Brief: Quote the entries that follow exactly, leaving none out.

Source records:
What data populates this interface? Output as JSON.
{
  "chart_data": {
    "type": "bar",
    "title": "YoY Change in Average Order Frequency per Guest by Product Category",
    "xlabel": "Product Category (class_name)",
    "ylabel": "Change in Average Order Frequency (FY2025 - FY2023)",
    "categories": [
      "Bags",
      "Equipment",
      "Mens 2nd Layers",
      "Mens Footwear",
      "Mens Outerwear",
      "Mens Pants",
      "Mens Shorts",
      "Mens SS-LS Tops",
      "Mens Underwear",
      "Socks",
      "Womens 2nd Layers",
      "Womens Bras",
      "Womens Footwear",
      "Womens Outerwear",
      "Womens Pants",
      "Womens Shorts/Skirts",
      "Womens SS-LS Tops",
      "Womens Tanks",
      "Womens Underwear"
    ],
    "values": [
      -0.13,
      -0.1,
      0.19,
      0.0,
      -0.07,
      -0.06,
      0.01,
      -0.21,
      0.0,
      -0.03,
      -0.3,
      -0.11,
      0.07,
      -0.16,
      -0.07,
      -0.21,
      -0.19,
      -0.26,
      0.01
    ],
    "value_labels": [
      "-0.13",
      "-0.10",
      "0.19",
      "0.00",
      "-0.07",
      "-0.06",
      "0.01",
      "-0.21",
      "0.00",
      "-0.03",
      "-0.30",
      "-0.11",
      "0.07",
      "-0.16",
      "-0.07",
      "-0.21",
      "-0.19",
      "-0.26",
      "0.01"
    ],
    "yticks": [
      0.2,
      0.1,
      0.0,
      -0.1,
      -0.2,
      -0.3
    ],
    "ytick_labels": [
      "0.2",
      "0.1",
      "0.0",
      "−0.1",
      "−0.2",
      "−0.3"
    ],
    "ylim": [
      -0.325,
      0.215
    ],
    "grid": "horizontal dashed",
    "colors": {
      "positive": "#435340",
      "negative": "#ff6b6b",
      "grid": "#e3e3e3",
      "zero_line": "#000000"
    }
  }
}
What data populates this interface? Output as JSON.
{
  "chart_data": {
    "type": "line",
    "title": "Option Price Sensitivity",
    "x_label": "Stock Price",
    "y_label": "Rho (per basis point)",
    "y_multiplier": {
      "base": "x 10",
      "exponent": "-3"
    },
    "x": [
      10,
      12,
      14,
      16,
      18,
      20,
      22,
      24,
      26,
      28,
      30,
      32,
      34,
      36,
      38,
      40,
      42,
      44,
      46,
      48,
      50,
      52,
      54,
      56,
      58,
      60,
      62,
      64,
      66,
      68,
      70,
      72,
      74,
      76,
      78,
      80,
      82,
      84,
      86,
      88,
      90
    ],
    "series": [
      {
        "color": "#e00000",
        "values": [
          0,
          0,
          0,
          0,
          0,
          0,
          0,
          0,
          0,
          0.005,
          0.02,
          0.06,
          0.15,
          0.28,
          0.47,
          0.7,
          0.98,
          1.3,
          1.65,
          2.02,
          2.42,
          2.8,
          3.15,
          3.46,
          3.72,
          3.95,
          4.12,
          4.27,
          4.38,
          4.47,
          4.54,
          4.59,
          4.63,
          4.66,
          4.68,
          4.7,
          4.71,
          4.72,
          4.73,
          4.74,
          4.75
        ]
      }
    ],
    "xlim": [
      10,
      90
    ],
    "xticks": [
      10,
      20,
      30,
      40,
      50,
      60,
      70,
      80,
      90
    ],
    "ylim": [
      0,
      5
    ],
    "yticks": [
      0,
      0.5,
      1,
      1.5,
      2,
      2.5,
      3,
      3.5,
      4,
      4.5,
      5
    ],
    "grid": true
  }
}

Response to this task:
What data populates this interface? Output as JSON.
{
  "chart_data": {
    "type": "bar",
    "title": "YoY Change in Average Order Frequency per Guest by Product Category",
    "xlabel": "Product Category (class_name)",
    "ylabel": "Change in Average Order Frequency (FY2025 - FY2023)",
    "categories": [
      "Bags",
      "Equipment",
      "Mens 2nd Layers",
      "Mens Footwear",
      "Mens Outerwear",
      "Mens Pants",
      "Mens Shorts",
      "Mens SS-LS Tops",
      "Mens Underwear",
      "Socks",
      "Womens 2nd Layers",
      "Womens Bras",
      "Womens Footwear",
      "Womens Outerwear",
      "Womens Pants",
      "Womens Shorts/Skirts",
      "Womens SS-LS Tops",
      "Womens Tanks",
      "Womens Underwear"
    ],
    "values": [
      -0.13,
      -0.1,
      0.19,
      0.0,
      -0.07,
      -0.06,
      0.01,
      -0.21,
      0.0,
      -0.03,
      -0.3,
      -0.11,
      0.07,
      -0.16,
      -0.07,
      -0.21,
      -0.19,
      -0.26,
      0.01
    ],
    "value_labels": [
      "-0.13",
      "-0.10",
      "0.19",
      "0.00",
      "-0.07",
      "-0.06",
      "0.01",
      "-0.21",
      "0.00",
      "-0.03",
      "-0.30",
      "-0.11",
      "0.07",
      "-0.16",
      "-0.07",
      "-0.21",
      "-0.19",
      "-0.26",
      "0.01"
    ],
    "yticks": [
      0.2,
      0.1,
      0.0,
      -0.1,
      -0.2,
      -0.3
    ],
    "ytick_labels": [
      "0.2",
      "0.1",
      "0.0",
      "−0.1",
      "−0.2",
      "−0.3"
    ],
    "ylim": [
      -0.325,
      0.215
    ],
    "grid": "horizontal dashed",
    "colors": {
      "positive": "#435340",
      "negative": "#ff6b6b",
      "grid": "#e3e3e3",
      "zero_line": "#000000"
    }
  }
}
What data populates this interface? Output as JSON.
{
  "chart_data": {
    "type": "line",
    "title": "Option Price Sensitivity",
    "x_label": "Stock Price",
    "y_label": "Rho (per basis point)",
    "y_multiplier": {
      "base": "x 10",
      "exponent": "-3"
    },
    "x": [
      10,
      12,
      14,
      16,
      18,
      20,
      22,
      24,
      26,
      28,
      30,
      32,
      34,
      36,
      38,
      40,
      42,
      44,
      46,
      48,
      50,
      52,
      54,
      56,
      58,
      60,
      62,
      64,
      66,
      68,
      70,
      72,
      74,
      76,
      78,
      80,
      82,
      84,
      86,
      88,
      90
    ],
    "series": [
      {
        "color": "#e00000",
        "values": [
          0,
          0,
          0,
          0,
          0,
          0,
          0,
          0,
          0,
          0.005,
          0.02,
          0.06,
          0.15,
          0.28,
          0.47,
          0.7,
          0.98,
          1.3,
          1.65,
          2.02,
          2.42,
          2.8,
          3.15,
          3.46,
          3.72,
          3.95,
          4.12,
          4.27,
          4.38,
          4.47,
          4.54,
          4.59,
          4.63,
          4.66,
          4.68,
          4.7,
          4.71,
          4.72,
          4.73,
          4.74,
          4.75
        ]
      }
    ],
    "xlim": [
      10,
      90
    ],
    "xticks": [
      10,
      20,
      30,
      40,
      50,
      60,
      70,
      80,
      90
    ],
    "ylim": [
      0,
      5
    ],
    "yticks": [
      0,
      0.5,
      1,
      1.5,
      2,
      2.5,
      3,
      3.5,
      4,
      4.5,
      5
    ],
    "grid": true
  }
}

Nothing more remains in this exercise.